Return all lines from the listing below in which the string "color" occurs.

Dataset records on visual material
┄┄┄┄┄┄

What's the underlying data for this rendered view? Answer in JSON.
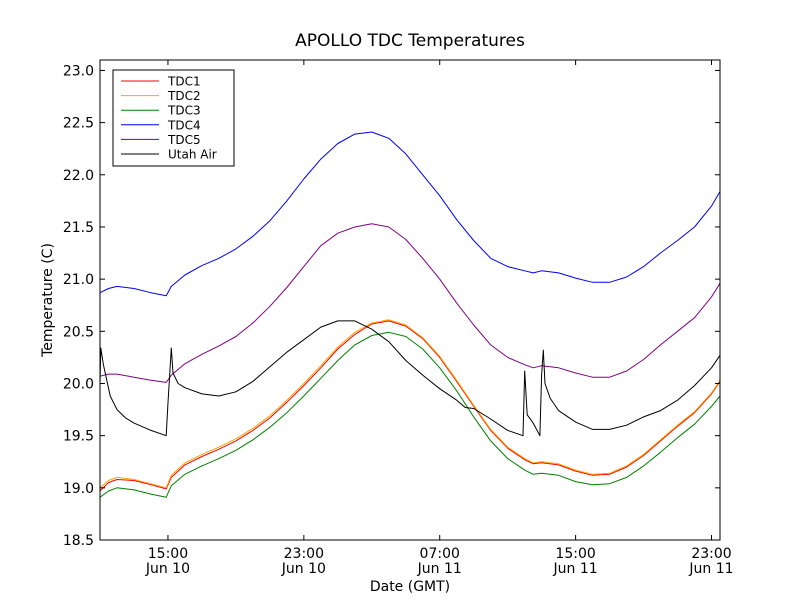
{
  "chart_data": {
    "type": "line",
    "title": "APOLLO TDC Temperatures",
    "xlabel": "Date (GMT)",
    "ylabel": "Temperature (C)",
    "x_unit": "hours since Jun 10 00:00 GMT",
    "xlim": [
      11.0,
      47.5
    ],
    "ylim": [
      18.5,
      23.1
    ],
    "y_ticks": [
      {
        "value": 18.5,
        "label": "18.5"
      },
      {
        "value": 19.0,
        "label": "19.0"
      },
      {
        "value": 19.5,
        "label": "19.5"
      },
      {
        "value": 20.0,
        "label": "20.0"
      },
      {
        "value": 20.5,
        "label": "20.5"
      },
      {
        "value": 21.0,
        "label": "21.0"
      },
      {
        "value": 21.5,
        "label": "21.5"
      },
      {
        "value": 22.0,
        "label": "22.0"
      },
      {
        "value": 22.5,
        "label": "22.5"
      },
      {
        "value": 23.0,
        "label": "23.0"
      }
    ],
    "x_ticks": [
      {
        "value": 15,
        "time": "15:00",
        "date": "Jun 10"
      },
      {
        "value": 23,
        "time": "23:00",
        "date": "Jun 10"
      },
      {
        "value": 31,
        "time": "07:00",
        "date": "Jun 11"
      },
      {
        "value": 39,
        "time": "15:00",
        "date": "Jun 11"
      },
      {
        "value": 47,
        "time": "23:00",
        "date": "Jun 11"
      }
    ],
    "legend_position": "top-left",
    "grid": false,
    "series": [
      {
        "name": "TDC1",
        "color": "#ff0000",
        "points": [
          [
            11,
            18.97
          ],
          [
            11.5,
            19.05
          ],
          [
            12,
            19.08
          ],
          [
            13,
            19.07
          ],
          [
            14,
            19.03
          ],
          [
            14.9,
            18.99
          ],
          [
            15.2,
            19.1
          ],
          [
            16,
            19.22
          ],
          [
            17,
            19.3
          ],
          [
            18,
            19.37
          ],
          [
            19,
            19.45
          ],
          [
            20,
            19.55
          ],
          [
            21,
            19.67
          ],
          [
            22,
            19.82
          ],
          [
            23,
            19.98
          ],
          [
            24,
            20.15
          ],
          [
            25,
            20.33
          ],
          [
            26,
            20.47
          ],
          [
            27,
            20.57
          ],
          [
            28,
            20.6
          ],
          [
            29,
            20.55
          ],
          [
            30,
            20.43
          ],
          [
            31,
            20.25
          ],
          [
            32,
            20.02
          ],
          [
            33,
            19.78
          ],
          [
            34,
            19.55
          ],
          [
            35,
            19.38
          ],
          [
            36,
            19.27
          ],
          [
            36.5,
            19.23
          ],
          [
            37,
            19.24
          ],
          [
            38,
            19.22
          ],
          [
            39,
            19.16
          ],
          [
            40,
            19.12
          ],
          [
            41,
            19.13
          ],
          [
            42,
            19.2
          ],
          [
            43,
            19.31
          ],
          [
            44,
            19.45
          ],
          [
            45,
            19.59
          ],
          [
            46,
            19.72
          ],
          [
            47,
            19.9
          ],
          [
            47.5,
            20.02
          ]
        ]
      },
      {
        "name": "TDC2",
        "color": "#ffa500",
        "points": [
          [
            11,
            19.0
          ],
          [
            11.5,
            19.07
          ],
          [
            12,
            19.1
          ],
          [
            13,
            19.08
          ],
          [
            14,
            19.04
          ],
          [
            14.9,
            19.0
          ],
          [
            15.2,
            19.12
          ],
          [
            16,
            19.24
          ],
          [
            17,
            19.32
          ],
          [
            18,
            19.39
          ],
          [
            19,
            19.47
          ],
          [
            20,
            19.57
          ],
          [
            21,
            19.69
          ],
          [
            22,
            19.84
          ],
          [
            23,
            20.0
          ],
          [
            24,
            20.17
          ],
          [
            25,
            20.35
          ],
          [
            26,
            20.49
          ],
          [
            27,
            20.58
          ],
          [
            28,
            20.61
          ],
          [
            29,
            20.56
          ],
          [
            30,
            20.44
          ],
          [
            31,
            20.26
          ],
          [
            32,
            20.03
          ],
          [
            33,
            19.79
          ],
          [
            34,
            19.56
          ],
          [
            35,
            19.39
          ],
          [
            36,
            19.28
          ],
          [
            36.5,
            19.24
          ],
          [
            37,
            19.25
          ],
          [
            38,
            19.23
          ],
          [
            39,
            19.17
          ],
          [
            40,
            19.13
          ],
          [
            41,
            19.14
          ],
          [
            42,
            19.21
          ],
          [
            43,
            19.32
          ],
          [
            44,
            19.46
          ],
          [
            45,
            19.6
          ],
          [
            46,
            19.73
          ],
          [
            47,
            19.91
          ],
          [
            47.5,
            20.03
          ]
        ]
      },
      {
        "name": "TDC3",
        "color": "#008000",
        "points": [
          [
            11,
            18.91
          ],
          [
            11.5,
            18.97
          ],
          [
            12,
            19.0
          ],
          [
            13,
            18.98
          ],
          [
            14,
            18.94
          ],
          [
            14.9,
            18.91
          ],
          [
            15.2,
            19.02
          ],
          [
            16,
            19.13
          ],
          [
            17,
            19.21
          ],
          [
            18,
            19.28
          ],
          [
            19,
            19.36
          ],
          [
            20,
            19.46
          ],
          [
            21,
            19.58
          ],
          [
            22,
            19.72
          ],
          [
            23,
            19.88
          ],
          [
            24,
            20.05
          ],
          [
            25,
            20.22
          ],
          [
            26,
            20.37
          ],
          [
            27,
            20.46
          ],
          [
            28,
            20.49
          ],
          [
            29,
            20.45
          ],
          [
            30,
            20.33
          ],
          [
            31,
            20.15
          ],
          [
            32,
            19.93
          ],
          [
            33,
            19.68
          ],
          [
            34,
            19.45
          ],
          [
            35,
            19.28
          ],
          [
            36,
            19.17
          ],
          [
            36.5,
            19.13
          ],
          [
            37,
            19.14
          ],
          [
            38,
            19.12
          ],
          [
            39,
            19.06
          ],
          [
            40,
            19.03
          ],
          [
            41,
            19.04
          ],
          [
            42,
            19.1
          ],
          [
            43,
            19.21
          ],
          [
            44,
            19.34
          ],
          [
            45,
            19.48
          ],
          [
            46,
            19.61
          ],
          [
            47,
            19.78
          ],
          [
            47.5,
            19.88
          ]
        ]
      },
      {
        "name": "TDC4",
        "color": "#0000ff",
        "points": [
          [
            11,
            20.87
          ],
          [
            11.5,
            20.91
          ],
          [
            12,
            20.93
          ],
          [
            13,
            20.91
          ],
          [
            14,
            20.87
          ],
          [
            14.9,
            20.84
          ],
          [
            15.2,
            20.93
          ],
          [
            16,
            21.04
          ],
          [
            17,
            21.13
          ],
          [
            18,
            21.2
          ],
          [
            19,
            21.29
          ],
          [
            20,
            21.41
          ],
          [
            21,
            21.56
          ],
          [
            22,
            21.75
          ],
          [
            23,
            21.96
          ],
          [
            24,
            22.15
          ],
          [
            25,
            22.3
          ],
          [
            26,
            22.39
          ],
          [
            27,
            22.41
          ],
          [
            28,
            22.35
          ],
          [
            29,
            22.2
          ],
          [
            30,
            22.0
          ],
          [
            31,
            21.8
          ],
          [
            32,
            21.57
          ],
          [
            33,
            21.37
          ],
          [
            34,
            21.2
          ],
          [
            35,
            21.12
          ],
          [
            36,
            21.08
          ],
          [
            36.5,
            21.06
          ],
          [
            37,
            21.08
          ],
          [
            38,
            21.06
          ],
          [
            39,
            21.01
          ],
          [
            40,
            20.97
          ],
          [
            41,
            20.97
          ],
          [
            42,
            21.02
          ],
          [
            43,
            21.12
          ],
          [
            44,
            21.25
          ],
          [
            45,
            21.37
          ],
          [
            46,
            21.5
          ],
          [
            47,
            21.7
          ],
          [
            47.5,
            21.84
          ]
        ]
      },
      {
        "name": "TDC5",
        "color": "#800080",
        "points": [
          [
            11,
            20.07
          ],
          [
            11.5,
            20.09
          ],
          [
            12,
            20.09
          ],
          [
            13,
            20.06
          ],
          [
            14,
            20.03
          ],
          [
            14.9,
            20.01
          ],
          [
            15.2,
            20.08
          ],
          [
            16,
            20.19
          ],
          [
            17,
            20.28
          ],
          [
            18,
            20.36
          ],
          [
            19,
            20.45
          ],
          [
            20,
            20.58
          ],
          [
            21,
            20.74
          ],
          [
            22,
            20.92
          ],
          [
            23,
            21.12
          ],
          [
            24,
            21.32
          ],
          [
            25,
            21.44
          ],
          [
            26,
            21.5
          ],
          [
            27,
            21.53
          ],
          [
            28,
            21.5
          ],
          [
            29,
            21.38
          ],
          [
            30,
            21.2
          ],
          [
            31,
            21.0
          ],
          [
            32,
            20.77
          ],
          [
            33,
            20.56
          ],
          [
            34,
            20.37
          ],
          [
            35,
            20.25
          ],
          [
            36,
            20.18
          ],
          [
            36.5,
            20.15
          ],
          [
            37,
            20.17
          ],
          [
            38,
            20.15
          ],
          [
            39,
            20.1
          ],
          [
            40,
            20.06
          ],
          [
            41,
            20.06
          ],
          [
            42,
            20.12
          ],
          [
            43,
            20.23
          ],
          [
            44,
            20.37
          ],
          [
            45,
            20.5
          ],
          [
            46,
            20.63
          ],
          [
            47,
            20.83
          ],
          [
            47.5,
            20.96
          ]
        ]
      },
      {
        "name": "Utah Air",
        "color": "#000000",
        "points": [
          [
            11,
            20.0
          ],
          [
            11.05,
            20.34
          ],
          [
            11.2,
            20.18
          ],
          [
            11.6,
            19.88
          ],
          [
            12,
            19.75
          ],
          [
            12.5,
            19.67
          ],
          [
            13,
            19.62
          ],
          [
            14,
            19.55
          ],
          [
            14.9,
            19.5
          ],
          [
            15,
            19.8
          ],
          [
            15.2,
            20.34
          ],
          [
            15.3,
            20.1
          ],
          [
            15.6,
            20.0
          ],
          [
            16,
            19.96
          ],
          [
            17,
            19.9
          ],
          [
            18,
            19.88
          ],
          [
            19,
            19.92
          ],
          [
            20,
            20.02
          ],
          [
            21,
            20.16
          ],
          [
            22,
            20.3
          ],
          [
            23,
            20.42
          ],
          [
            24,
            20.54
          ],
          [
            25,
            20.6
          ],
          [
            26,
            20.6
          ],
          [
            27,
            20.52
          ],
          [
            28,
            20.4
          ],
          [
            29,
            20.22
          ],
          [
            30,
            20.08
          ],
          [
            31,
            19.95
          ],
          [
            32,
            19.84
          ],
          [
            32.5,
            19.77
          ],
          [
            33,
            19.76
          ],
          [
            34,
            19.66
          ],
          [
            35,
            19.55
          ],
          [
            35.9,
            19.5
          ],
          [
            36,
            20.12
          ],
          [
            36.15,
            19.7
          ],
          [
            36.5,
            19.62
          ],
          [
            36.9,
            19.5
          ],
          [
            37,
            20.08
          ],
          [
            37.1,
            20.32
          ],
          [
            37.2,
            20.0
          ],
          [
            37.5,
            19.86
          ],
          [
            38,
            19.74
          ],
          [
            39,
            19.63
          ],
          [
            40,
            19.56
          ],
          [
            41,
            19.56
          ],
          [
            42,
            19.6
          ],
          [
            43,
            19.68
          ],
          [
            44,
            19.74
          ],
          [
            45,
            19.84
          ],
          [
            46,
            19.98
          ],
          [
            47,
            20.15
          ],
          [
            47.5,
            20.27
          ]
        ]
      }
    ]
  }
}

┄┄┄┄┄┄

● Finished exercise
        "color": "#ff0000",
        "color": "#ffa500",
        "color": "#008000",
        "color": "#0000ff",
        "color": "#800080",
        "color": "#000000",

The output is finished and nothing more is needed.